** START OF Data listing **
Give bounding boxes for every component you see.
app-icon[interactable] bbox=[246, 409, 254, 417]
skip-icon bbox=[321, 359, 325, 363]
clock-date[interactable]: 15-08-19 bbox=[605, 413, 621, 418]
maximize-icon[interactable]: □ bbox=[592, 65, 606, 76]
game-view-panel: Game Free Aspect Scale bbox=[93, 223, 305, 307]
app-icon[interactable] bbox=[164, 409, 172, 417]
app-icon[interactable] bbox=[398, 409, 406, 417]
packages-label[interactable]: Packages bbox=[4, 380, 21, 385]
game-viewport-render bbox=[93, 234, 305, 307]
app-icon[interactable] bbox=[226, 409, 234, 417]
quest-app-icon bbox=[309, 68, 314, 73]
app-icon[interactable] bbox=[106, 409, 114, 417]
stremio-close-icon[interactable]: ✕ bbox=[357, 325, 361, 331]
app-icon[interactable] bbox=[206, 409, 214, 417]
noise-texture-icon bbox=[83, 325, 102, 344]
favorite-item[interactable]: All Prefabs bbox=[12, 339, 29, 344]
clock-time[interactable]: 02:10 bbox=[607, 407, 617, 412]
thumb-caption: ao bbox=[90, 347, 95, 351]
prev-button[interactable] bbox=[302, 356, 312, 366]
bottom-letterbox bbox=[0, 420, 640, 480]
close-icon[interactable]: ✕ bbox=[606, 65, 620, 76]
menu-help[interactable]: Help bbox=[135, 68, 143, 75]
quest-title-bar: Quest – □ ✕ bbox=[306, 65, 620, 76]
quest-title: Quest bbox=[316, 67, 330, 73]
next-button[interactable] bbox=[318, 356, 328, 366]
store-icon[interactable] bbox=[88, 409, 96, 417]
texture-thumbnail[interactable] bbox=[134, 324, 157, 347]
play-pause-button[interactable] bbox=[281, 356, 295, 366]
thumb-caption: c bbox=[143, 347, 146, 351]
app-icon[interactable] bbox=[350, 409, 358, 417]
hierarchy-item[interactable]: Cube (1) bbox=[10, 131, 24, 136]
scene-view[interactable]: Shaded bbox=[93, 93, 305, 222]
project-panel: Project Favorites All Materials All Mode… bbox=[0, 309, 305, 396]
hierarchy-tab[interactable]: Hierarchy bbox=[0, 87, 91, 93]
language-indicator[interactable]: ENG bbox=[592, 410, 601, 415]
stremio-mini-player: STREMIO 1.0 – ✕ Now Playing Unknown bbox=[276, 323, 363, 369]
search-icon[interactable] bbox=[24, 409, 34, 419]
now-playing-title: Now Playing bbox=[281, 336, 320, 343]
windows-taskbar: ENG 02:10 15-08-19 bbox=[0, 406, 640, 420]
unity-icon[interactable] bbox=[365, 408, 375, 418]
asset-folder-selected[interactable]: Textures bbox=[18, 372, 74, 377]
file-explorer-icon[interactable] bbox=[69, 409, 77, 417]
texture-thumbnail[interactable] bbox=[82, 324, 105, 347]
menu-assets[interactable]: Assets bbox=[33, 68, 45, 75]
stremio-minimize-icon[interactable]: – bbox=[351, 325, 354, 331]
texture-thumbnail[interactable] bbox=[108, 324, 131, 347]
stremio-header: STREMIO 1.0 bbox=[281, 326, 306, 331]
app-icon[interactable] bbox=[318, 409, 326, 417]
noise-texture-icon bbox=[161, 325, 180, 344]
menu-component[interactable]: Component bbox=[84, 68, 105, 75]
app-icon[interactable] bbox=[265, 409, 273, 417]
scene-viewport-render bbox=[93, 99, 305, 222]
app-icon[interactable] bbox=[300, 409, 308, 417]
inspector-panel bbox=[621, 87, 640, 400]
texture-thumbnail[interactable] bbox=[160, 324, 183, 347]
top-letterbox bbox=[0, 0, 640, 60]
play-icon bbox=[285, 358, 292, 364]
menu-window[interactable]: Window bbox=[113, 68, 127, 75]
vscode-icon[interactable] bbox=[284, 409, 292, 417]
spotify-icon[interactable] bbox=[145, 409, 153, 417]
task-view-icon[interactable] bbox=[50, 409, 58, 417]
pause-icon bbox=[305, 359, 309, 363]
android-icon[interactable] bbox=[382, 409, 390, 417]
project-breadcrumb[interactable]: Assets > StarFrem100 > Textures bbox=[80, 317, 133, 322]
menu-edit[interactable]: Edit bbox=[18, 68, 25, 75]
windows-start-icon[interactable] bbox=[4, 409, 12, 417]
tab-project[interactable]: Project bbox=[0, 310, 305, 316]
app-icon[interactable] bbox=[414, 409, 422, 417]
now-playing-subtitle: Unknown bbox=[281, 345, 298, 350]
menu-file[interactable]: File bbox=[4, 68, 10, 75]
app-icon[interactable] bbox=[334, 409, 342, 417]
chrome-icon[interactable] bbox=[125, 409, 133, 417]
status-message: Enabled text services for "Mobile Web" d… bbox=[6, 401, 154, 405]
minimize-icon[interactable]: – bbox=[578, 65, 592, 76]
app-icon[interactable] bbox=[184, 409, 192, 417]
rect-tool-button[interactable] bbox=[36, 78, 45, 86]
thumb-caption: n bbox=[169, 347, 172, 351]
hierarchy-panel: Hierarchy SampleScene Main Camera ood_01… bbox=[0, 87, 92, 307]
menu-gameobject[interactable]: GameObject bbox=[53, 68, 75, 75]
** END OF Data listing **
# [Exercise goal]
Reproduce every line of the listing above verbatim, in the same order.

# [Result for this task]
Give bounding boxes for every component you see.
app-icon[interactable] bbox=[246, 409, 254, 417]
skip-icon bbox=[321, 359, 325, 363]
clock-date[interactable]: 15-08-19 bbox=[605, 413, 621, 418]
maximize-icon[interactable]: □ bbox=[592, 65, 606, 76]
game-view-panel: Game Free Aspect Scale bbox=[93, 223, 305, 307]
app-icon[interactable] bbox=[164, 409, 172, 417]
app-icon[interactable] bbox=[398, 409, 406, 417]
packages-label[interactable]: Packages bbox=[4, 380, 21, 385]
game-viewport-render bbox=[93, 234, 305, 307]
app-icon[interactable] bbox=[226, 409, 234, 417]
quest-app-icon bbox=[309, 68, 314, 73]
app-icon[interactable] bbox=[106, 409, 114, 417]
stremio-close-icon[interactable]: ✕ bbox=[357, 325, 361, 331]
app-icon[interactable] bbox=[206, 409, 214, 417]
noise-texture-icon bbox=[83, 325, 102, 344]
favorite-item[interactable]: All Prefabs bbox=[12, 339, 29, 344]
clock-time[interactable]: 02:10 bbox=[607, 407, 617, 412]
thumb-caption: ao bbox=[90, 347, 95, 351]
prev-button[interactable] bbox=[302, 356, 312, 366]
bottom-letterbox bbox=[0, 420, 640, 480]
close-icon[interactable]: ✕ bbox=[606, 65, 620, 76]
menu-help[interactable]: Help bbox=[135, 68, 143, 75]
quest-title-bar: Quest – □ ✕ bbox=[306, 65, 620, 76]
quest-title: Quest bbox=[316, 67, 330, 73]
next-button[interactable] bbox=[318, 356, 328, 366]
store-icon[interactable] bbox=[88, 409, 96, 417]
texture-thumbnail[interactable] bbox=[134, 324, 157, 347]
play-pause-button[interactable] bbox=[281, 356, 295, 366]
thumb-caption: c bbox=[143, 347, 146, 351]
app-icon[interactable] bbox=[350, 409, 358, 417]
hierarchy-item[interactable]: Cube (1) bbox=[10, 131, 24, 136]
scene-view[interactable]: Shaded bbox=[93, 93, 305, 222]
project-panel: Project Favorites All Materials All Mode… bbox=[0, 309, 305, 396]
hierarchy-tab[interactable]: Hierarchy bbox=[0, 87, 91, 93]
language-indicator[interactable]: ENG bbox=[592, 410, 601, 415]
stremio-mini-player: STREMIO 1.0 – ✕ Now Playing Unknown bbox=[276, 323, 363, 369]
search-icon[interactable] bbox=[24, 409, 34, 419]
now-playing-title: Now Playing bbox=[281, 336, 320, 343]
windows-taskbar: ENG 02:10 15-08-19 bbox=[0, 406, 640, 420]
unity-icon[interactable] bbox=[365, 408, 375, 418]
asset-folder-selected[interactable]: Textures bbox=[18, 372, 74, 377]
file-explorer-icon[interactable] bbox=[69, 409, 77, 417]
texture-thumbnail[interactable] bbox=[82, 324, 105, 347]
menu-assets[interactable]: Assets bbox=[33, 68, 45, 75]
stremio-minimize-icon[interactable]: – bbox=[351, 325, 354, 331]
texture-thumbnail[interactable] bbox=[108, 324, 131, 347]
stremio-header: STREMIO 1.0 bbox=[281, 326, 306, 331]
app-icon[interactable] bbox=[318, 409, 326, 417]
noise-texture-icon bbox=[161, 325, 180, 344]
menu-component[interactable]: Component bbox=[84, 68, 105, 75]
app-icon[interactable] bbox=[265, 409, 273, 417]
scene-viewport-render bbox=[93, 99, 305, 222]
app-icon[interactable] bbox=[300, 409, 308, 417]
inspector-panel bbox=[621, 87, 640, 400]
texture-thumbnail[interactable] bbox=[160, 324, 183, 347]
top-letterbox bbox=[0, 0, 640, 60]
play-icon bbox=[285, 358, 292, 364]
menu-window[interactable]: Window bbox=[113, 68, 127, 75]
vscode-icon[interactable] bbox=[284, 409, 292, 417]
spotify-icon[interactable] bbox=[145, 409, 153, 417]
task-view-icon[interactable] bbox=[50, 409, 58, 417]
pause-icon bbox=[305, 359, 309, 363]
android-icon[interactable] bbox=[382, 409, 390, 417]
project-breadcrumb[interactable]: Assets > StarFrem100 > Textures bbox=[80, 317, 133, 322]
menu-edit[interactable]: Edit bbox=[18, 68, 25, 75]
windows-start-icon[interactable] bbox=[4, 409, 12, 417]
tab-project[interactable]: Project bbox=[0, 310, 305, 316]
app-icon[interactable] bbox=[414, 409, 422, 417]
now-playing-subtitle: Unknown bbox=[281, 345, 298, 350]
menu-file[interactable]: File bbox=[4, 68, 10, 75]
app-icon[interactable] bbox=[334, 409, 342, 417]
chrome-icon[interactable] bbox=[125, 409, 133, 417]
status-message: Enabled text services for "Mobile Web" d… bbox=[6, 401, 154, 405]
minimize-icon[interactable]: – bbox=[578, 65, 592, 76]
app-icon[interactable] bbox=[184, 409, 192, 417]
rect-tool-button[interactable] bbox=[36, 78, 45, 86]
thumb-caption: n bbox=[169, 347, 172, 351]
hierarchy-panel: Hierarchy SampleScene Main Camera ood_01… bbox=[0, 87, 92, 307]
menu-gameobject[interactable]: GameObject bbox=[53, 68, 75, 75]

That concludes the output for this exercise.